Passage
These are the blog posts associated with this Assignment:
- Assignment 2 – POS Display – Which describes my main progress through the work
- Winter Aubergine and Winter Aubergine – Commentary – In which I develop a fictional scenario about extremist supermarkets and their extremist selling and marketing methods. The commentary is the non-fiction part.
- Media: Watercolour – where I experiment with watercolour painting pursuant to making fruit and veg pictures
- My Sketchbooks are all scanned and uploaded onto pages
- Sketchbook (Works A4) starts at the beginning of this course…
- Sketchbook (Works A4) 2 starts halfway through this assignment
- Sketchbook (Moleskin ‘Hobbit’ A5) starts at the beginning of this course and includes notes on this assignment
- Sketchbook (Loose pieces) miscellaneous loose work during this course
In the brief for this assignment it warned about making food look unappetising because of use of colour and /or shading that might translate as bruising, mould, etc.
I tried out…
- Watercolour paints
- Graphite pencil and coloured pencils
- Ink and coloured pencils
- Coloured ink pens
- Adobe Illustrator
- Adobe Photoshop
- Watercolour pencils using water to blend them
A lot of the time I didn’t feel that I knew what I was doing with some of these media – watercolour in particular was hard to control and the results seemed blotchy especially with the Aubergine. In the end I’ve put this down to inexperience with watercolour paints and it seems that other watercolour artists can produce the required results.
Conversely I found I had the most experience with Photoshop but I was hesitant at first to use it because I was equally unsure that I could get a look that was not obviously ‘computer’ generated. I was encouraged by my previous look at Robert Proch who would produce finished illustrations using black ink shaded art that was coloured on a computer. His work did not show any distracting artefacts of computer use.
I finally settled for producing the drawing on paper and the colour on the computer as a good fit for my own abilities.
The main point of this assignment is to focus on ideas generation. This became a hard slog for me – particularly for this topic is it involved POS in a supermarket. I loath supermarkets. If I could draw a supermarket it would be like Godzilla, but with much worse breath. I also find fruit and veg uninspiring – I’m too ambivalent about food to have a proper appreciation.
It took a long time for me to find a way to get around this… and eventually it was because I went deeper into my own ‘loathing’ – I painted the supermarkets as villains – not just the normal daylight robbery that we’re all familiar with, but like they were actual gangsters holding the veg to ransom in order to get the public to buy it. I had now created a fictional world for my fruit and veg to live in which combined the corruption and oppression of communism with the bun-fight of the ‘free world’ and their (our) obsession with demonstrating how worthy they (we) are.

Record set
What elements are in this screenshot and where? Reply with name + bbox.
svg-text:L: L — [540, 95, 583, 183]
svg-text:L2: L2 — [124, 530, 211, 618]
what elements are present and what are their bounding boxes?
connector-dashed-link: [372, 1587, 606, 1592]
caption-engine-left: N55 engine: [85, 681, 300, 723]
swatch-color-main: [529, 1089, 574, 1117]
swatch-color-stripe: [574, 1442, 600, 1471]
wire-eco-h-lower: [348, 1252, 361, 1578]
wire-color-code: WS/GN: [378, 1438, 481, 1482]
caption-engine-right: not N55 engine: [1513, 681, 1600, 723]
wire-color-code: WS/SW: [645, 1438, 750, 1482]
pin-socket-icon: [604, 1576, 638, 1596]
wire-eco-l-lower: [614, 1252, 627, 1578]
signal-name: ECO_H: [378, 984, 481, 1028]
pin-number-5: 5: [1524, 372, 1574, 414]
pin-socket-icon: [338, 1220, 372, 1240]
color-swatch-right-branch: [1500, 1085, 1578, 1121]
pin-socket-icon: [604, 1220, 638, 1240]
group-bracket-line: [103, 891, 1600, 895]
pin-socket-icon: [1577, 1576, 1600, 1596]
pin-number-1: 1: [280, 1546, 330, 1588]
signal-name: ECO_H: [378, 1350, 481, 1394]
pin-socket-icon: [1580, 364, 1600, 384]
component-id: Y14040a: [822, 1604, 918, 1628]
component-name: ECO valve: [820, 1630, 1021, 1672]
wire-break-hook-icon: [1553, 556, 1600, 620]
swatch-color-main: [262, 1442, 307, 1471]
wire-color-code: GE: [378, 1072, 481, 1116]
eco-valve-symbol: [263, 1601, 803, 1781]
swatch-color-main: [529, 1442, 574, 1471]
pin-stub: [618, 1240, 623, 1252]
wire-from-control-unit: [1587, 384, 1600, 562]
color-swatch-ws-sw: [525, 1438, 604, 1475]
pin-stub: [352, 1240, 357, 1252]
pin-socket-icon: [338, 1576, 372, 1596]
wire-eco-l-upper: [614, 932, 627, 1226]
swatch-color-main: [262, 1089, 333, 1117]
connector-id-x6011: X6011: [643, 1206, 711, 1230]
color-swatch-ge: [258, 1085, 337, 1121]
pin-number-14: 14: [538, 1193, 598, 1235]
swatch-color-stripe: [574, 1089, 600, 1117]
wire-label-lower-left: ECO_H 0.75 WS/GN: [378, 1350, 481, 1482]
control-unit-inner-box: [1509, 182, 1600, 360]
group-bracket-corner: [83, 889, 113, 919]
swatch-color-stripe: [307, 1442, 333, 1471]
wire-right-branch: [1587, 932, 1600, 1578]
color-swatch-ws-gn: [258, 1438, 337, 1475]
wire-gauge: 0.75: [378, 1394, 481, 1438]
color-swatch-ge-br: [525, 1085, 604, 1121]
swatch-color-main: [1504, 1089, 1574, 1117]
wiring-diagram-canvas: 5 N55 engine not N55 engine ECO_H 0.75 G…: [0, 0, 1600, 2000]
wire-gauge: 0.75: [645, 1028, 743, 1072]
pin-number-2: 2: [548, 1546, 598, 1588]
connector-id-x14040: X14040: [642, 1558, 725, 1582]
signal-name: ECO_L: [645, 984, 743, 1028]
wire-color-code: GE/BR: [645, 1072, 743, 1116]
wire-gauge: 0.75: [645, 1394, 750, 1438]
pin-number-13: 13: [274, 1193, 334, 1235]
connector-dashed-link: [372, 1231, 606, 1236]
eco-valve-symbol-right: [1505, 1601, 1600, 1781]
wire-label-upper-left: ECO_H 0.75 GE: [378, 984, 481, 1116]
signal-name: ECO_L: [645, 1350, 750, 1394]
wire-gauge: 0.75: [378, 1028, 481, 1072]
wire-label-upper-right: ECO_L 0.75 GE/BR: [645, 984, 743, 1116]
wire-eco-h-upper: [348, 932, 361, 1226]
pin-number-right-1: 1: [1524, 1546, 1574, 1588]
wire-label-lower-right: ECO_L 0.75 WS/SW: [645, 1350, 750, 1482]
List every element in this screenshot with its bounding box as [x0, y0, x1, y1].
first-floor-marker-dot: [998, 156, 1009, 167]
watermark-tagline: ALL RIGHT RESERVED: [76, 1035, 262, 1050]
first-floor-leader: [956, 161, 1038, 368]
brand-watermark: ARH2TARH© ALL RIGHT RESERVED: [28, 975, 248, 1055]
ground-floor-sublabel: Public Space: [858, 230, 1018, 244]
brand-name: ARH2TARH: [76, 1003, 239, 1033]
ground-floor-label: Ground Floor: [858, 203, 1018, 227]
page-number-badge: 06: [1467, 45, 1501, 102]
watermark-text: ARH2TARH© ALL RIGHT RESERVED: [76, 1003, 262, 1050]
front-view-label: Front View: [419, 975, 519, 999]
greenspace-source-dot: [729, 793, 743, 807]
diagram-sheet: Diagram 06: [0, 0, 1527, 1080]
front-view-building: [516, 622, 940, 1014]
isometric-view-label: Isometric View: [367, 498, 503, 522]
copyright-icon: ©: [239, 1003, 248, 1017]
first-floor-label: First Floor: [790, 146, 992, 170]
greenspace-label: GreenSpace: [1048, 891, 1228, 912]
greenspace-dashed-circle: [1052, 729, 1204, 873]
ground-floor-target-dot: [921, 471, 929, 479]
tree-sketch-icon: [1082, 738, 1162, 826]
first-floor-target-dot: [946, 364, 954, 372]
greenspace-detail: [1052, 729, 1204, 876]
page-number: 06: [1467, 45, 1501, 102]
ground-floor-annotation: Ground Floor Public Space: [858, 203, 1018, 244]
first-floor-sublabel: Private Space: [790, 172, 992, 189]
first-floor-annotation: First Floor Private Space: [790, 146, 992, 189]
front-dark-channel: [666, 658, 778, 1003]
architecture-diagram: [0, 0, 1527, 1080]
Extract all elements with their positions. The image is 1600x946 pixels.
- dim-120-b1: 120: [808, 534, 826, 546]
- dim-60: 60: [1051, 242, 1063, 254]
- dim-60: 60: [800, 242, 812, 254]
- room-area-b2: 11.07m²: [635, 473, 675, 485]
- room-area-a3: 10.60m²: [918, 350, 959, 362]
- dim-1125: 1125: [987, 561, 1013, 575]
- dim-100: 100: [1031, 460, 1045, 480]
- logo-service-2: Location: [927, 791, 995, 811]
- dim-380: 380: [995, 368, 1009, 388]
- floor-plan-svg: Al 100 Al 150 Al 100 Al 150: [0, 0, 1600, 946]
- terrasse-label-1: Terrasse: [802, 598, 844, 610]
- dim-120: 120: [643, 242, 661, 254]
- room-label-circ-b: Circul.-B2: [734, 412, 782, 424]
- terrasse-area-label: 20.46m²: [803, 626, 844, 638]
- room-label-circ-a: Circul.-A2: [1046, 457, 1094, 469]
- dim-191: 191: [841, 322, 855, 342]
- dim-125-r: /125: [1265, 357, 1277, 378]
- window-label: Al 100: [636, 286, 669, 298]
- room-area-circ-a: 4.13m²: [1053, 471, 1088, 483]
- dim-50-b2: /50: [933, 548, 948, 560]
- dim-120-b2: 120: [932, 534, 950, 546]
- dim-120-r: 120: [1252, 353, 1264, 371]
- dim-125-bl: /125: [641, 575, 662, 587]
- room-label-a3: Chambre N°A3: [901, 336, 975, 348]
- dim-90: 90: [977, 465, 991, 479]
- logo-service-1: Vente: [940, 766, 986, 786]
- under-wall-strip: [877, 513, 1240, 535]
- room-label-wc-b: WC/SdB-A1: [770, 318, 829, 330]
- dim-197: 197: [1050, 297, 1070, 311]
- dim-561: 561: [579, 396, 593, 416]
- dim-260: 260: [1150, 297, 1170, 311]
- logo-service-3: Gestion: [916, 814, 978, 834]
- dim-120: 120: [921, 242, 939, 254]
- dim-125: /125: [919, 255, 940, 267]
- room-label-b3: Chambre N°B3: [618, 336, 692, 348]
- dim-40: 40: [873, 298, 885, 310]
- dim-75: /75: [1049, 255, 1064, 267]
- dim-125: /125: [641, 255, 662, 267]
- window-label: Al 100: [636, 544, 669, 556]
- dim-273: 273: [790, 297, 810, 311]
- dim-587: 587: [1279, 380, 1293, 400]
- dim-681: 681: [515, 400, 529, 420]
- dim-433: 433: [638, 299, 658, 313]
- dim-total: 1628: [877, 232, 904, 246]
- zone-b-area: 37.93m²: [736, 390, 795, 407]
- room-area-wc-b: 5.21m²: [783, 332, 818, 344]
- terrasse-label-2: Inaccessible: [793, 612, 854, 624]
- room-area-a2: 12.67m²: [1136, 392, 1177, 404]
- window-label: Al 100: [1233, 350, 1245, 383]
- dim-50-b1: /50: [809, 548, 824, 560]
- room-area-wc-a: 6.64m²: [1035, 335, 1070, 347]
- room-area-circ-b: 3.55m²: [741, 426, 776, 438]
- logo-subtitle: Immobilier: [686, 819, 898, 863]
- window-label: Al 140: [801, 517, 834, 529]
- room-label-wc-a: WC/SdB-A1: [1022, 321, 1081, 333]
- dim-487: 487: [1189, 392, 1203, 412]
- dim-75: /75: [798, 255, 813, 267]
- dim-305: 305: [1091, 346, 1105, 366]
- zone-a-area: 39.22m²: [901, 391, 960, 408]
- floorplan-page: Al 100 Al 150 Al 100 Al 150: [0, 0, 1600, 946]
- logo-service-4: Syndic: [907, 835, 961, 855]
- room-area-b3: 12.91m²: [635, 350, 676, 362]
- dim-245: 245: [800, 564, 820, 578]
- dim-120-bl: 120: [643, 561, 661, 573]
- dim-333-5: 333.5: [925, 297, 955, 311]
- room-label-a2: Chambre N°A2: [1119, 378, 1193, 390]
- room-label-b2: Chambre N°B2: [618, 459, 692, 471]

Directive A
In the assignment post, whose work encouraged the writer to try Photoshop for coloring?
Directive B
Swap "Godzilla" for "King Kong" in the assignment post and give back the stretch from "The main point" through "a proper appreciation.".

Written answer A
Robert Proch

Written answer B
The main point of this assignment is to focus on ideas generation. This became a hard slog for me – particularly for this topic is it involved POS in a supermarket. I loath supermarkets. If I could draw a supermarket it would be like King Kong, but with much worse breath. I also find fruit and veg uninspiring – I’m too ambivalent about food to have a proper appreciation.